■ **AIM**
Write the records below out in full, character for character, with no pictures.

# start of MATERIAL FOR THIS EXERCISE

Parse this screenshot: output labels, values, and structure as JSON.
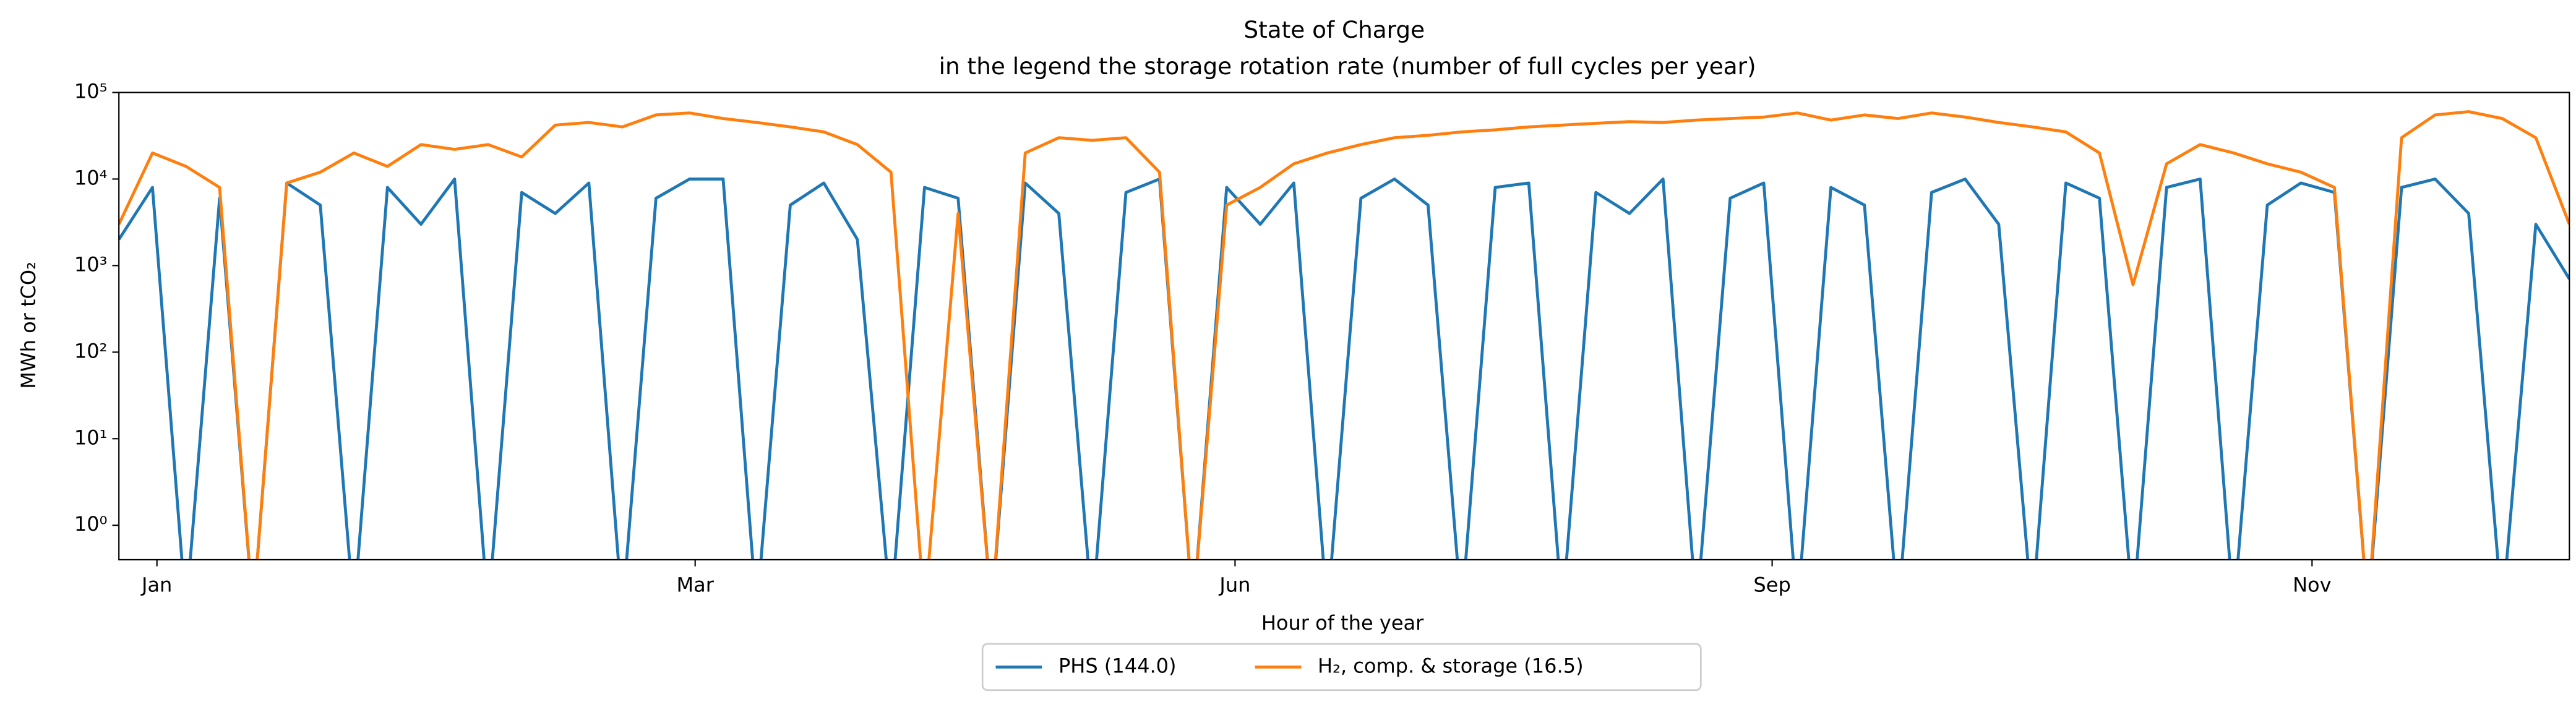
{
  "chart_data": {
    "type": "line",
    "title": "State of Charge",
    "subtitle": "in the legend the storage rotation rate (number of full cycles per year)",
    "x_label": "Hour of the year",
    "y_label": "MWh or tCO₂",
    "log_y": true,
    "legend_position": "bottom",
    "x": [
      0,
      120,
      240,
      360,
      480,
      600,
      720,
      840,
      960,
      1080,
      1200,
      1320,
      1440,
      1560,
      1680,
      1800,
      1920,
      2040,
      2160,
      2280,
      2400,
      2520,
      2640,
      2760,
      2880,
      3000,
      3120,
      3240,
      3360,
      3480,
      3600,
      3720,
      3840,
      3960,
      4080,
      4200,
      4320,
      4440,
      4560,
      4680,
      4800,
      4920,
      5040,
      5160,
      5280,
      5400,
      5520,
      5640,
      5760,
      5880,
      6000,
      6120,
      6240,
      6360,
      6480,
      6600,
      6720,
      6840,
      6960,
      7080,
      7200,
      7320,
      7440,
      7560,
      7680,
      7800,
      7920,
      8040,
      8160,
      8280,
      8400,
      8520,
      8640,
      8760
    ],
    "xlim": [
      0,
      8760
    ],
    "xticks": [
      {
        "value": 136,
        "label": "Jan"
      },
      {
        "value": 2060,
        "label": "Mar"
      },
      {
        "value": 3990,
        "label": "Jun"
      },
      {
        "value": 5910,
        "label": "Sep"
      },
      {
        "value": 7840,
        "label": "Nov"
      }
    ],
    "ylim": [
      0.4,
      100000
    ],
    "yticks": [
      {
        "value": 1,
        "label": "10⁰"
      },
      {
        "value": 10,
        "label": "10¹"
      },
      {
        "value": 100,
        "label": "10²"
      },
      {
        "value": 1000,
        "label": "10³"
      },
      {
        "value": 10000,
        "label": "10⁴"
      },
      {
        "value": 100000,
        "label": "10⁵"
      }
    ],
    "series": [
      {
        "name": "PHS (144.0)",
        "color": "#1f77b4",
        "values": [
          2000,
          8000,
          0.1,
          6000,
          0.1,
          9000,
          5000,
          0.1,
          8000,
          3000,
          10000,
          0.1,
          7000,
          4000,
          9000,
          0.1,
          6000,
          10000,
          10000,
          0.1,
          5000,
          9000,
          2000,
          0.1,
          8000,
          6000,
          0.1,
          9000,
          4000,
          0.1,
          7000,
          10000,
          0.1,
          8000,
          3000,
          9000,
          0.1,
          6000,
          10000,
          5000,
          0.1,
          8000,
          9000,
          0.1,
          7000,
          4000,
          10000,
          0.1,
          6000,
          9000,
          0.1,
          8000,
          5000,
          0.1,
          7000,
          10000,
          3000,
          0.1,
          9000,
          6000,
          0.1,
          8000,
          10000,
          0.1,
          5000,
          9000,
          7000,
          0.1,
          8000,
          10000,
          4000,
          0.1,
          3000,
          700
        ]
      },
      {
        "name": "H₂, comp. & storage (16.5)",
        "color": "#ff7f0e",
        "values": [
          3000,
          20000,
          14000,
          8000,
          0.1,
          9000,
          12000,
          20000,
          14000,
          25000,
          22000,
          25000,
          18000,
          42000,
          45000,
          40000,
          55000,
          58000,
          50000,
          45000,
          40000,
          35000,
          25000,
          12000,
          0.1,
          4000,
          0.1,
          20000,
          30000,
          28000,
          30000,
          12000,
          0.1,
          5000,
          8000,
          15000,
          20000,
          25000,
          30000,
          32000,
          35000,
          37000,
          40000,
          42000,
          44000,
          46000,
          45000,
          48000,
          50000,
          52000,
          58000,
          48000,
          55000,
          50000,
          58000,
          52000,
          45000,
          40000,
          35000,
          20000,
          600,
          15000,
          25000,
          20000,
          15000,
          12000,
          8000,
          0.1,
          30000,
          55000,
          60000,
          50000,
          30000,
          3000
        ]
      }
    ]
  }
}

# end of MATERIAL FOR THIS EXERCISE

■ **THE OUTPUT**
Parse this screenshot: output labels, values, and structure as JSON.
{
  "chart_data": {
    "type": "line",
    "title": "State of Charge",
    "subtitle": "in the legend the storage rotation rate (number of full cycles per year)",
    "x_label": "Hour of the year",
    "y_label": "MWh or tCO₂",
    "log_y": true,
    "legend_position": "bottom",
    "x": [
      0,
      120,
      240,
      360,
      480,
      600,
      720,
      840,
      960,
      1080,
      1200,
      1320,
      1440,
      1560,
      1680,
      1800,
      1920,
      2040,
      2160,
      2280,
      2400,
      2520,
      2640,
      2760,
      2880,
      3000,
      3120,
      3240,
      3360,
      3480,
      3600,
      3720,
      3840,
      3960,
      4080,
      4200,
      4320,
      4440,
      4560,
      4680,
      4800,
      4920,
      5040,
      5160,
      5280,
      5400,
      5520,
      5640,
      5760,
      5880,
      6000,
      6120,
      6240,
      6360,
      6480,
      6600,
      6720,
      6840,
      6960,
      7080,
      7200,
      7320,
      7440,
      7560,
      7680,
      7800,
      7920,
      8040,
      8160,
      8280,
      8400,
      8520,
      8640,
      8760
    ],
    "xlim": [
      0,
      8760
    ],
    "xticks": [
      {
        "value": 136,
        "label": "Jan"
      },
      {
        "value": 2060,
        "label": "Mar"
      },
      {
        "value": 3990,
        "label": "Jun"
      },
      {
        "value": 5910,
        "label": "Sep"
      },
      {
        "value": 7840,
        "label": "Nov"
      }
    ],
    "ylim": [
      0.4,
      100000
    ],
    "yticks": [
      {
        "value": 1,
        "label": "10⁰"
      },
      {
        "value": 10,
        "label": "10¹"
      },
      {
        "value": 100,
        "label": "10²"
      },
      {
        "value": 1000,
        "label": "10³"
      },
      {
        "value": 10000,
        "label": "10⁴"
      },
      {
        "value": 100000,
        "label": "10⁵"
      }
    ],
    "series": [
      {
        "name": "PHS (144.0)",
        "color": "#1f77b4",
        "values": [
          2000,
          8000,
          0.1,
          6000,
          0.1,
          9000,
          5000,
          0.1,
          8000,
          3000,
          10000,
          0.1,
          7000,
          4000,
          9000,
          0.1,
          6000,
          10000,
          10000,
          0.1,
          5000,
          9000,
          2000,
          0.1,
          8000,
          6000,
          0.1,
          9000,
          4000,
          0.1,
          7000,
          10000,
          0.1,
          8000,
          3000,
          9000,
          0.1,
          6000,
          10000,
          5000,
          0.1,
          8000,
          9000,
          0.1,
          7000,
          4000,
          10000,
          0.1,
          6000,
          9000,
          0.1,
          8000,
          5000,
          0.1,
          7000,
          10000,
          3000,
          0.1,
          9000,
          6000,
          0.1,
          8000,
          10000,
          0.1,
          5000,
          9000,
          7000,
          0.1,
          8000,
          10000,
          4000,
          0.1,
          3000,
          700
        ]
      },
      {
        "name": "H₂, comp. & storage (16.5)",
        "color": "#ff7f0e",
        "values": [
          3000,
          20000,
          14000,
          8000,
          0.1,
          9000,
          12000,
          20000,
          14000,
          25000,
          22000,
          25000,
          18000,
          42000,
          45000,
          40000,
          55000,
          58000,
          50000,
          45000,
          40000,
          35000,
          25000,
          12000,
          0.1,
          4000,
          0.1,
          20000,
          30000,
          28000,
          30000,
          12000,
          0.1,
          5000,
          8000,
          15000,
          20000,
          25000,
          30000,
          32000,
          35000,
          37000,
          40000,
          42000,
          44000,
          46000,
          45000,
          48000,
          50000,
          52000,
          58000,
          48000,
          55000,
          50000,
          58000,
          52000,
          45000,
          40000,
          35000,
          20000,
          600,
          15000,
          25000,
          20000,
          15000,
          12000,
          8000,
          0.1,
          30000,
          55000,
          60000,
          50000,
          30000,
          3000
        ]
      }
    ]
  }
}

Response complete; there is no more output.